* **ABOUT THIS TASK**
Where does the word "tätt" occur in the data below? Copy each line that holds it.

═══ DATASET ENTRIES

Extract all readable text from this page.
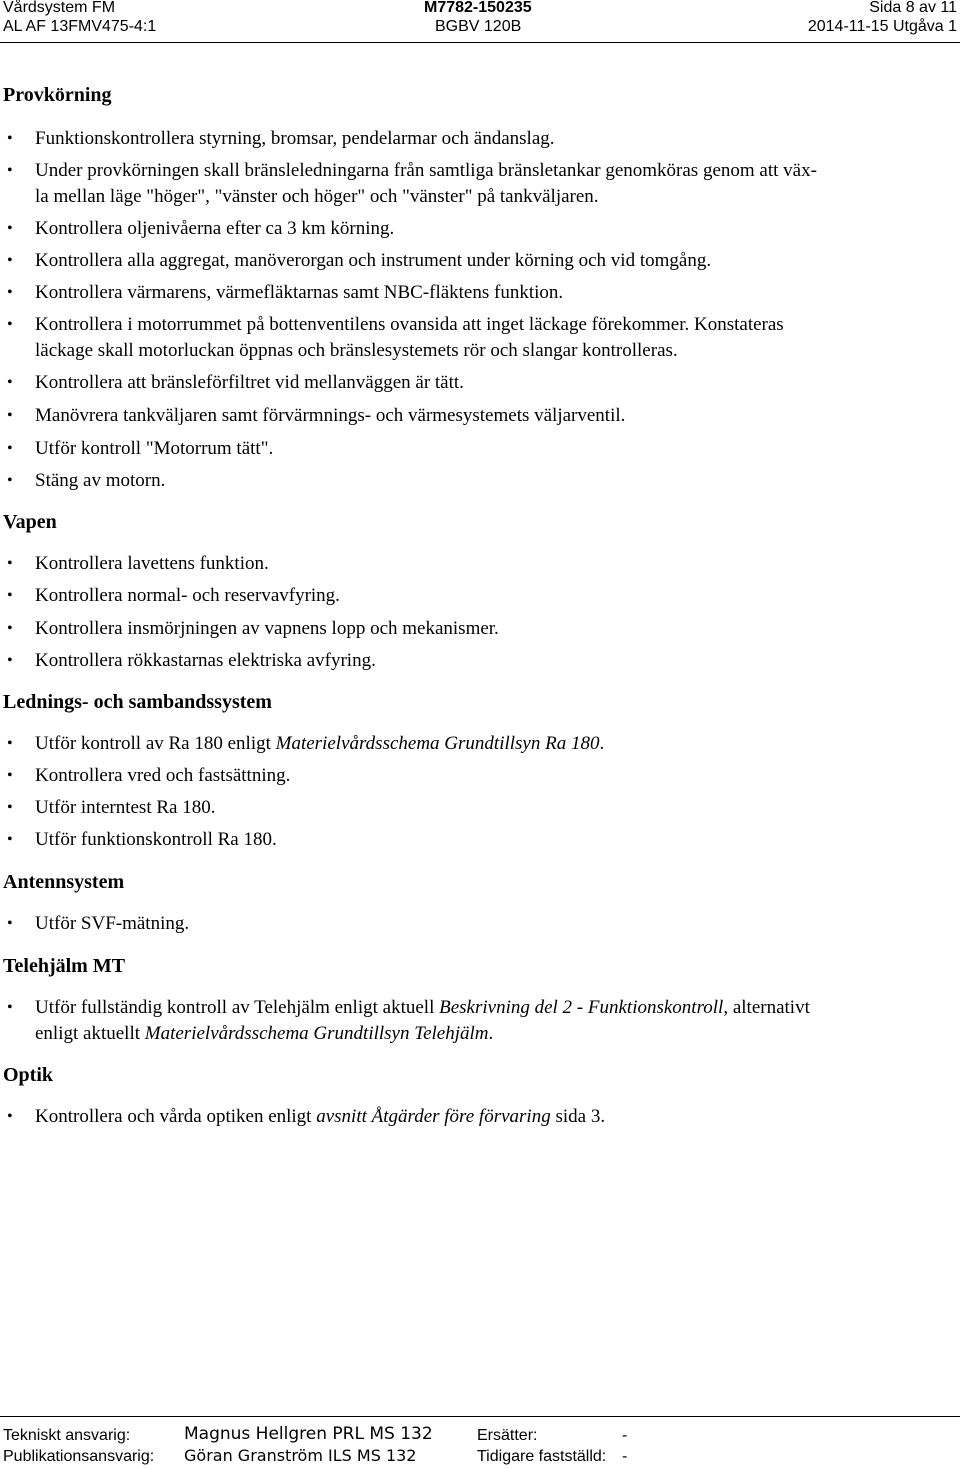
Vårdsystem FM
AL AF 13FMV475-4:1
M7782-150235
BGBV 120B
Sida 8 av 11
2014-11-15 Utgåva 1
Provkörning
• Funktionskontrollera styrning, bromsar, pendelarmar och ändanslag.
• Under provkörningen skall bränsleledningarna från samtliga bränsletankar genomköras genom att väx-
la mellan läge "höger", "vänster och höger" och "vänster" på tankväljaren.
• Kontrollera oljenivåerna efter ca 3 km körning.
• Kontrollera alla aggregat, manöverorgan och instrument under körning och vid tomgång.
• Kontrollera värmarens, värmefläktarnas samt NBC-fläktens funktion.
• Kontrollera i motorrummet på bottenventilens ovansida att inget läckage förekommer. Konstateras
läckage skall motorluckan öppnas och bränslesystemets rör och slangar kontrolleras.
• Kontrollera att bränsleförfiltret vid mellanväggen är tätt.
• Manövrera tankväljaren samt förvärmnings- och värmesystemets väljarventil.
• Utför kontroll "Motorrum tätt".
• Stäng av motorn.
Vapen
• Kontrollera lavettens funktion.
• Kontrollera normal- och reservavfyring.
• Kontrollera insmörjningen av vapnens lopp och mekanismer.
• Kontrollera rökkastarnas elektriska avfyring.
Lednings- och sambandssystem
• Utför kontroll av Ra 180 enligt Materielvårdsschema Grundtillsyn Ra 180.
• Kontrollera vred och fastsättning.
• Utför interntest Ra 180.
• Utför funktionskontroll Ra 180.
Antennsystem
• Utför SVF-mätning.
Telehjälm MT
• Utför fullständig kontroll av Telehjälm enligt aktuell Beskrivning del 2 - Funktionskontroll, alternativt
enligt aktuellt Materielvårdsschema Grundtillsyn Telehjälm.
Optik
• Kontrollera och vårda optiken enligt avsnitt Åtgärder före förvaring sida 3.
Tekniskt ansvarig:	Magnus Hellgren PRL MS 132	Ersätter:	-
Publikationsansvarig: Göran Granström ILS MS 132	Tidigare fastställd: -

══════

* **RESULT OF THE TASK**
• Kontrollera att bränsleförfiltret vid mellanväggen är tätt.
• Utför kontroll "Motorrum tätt".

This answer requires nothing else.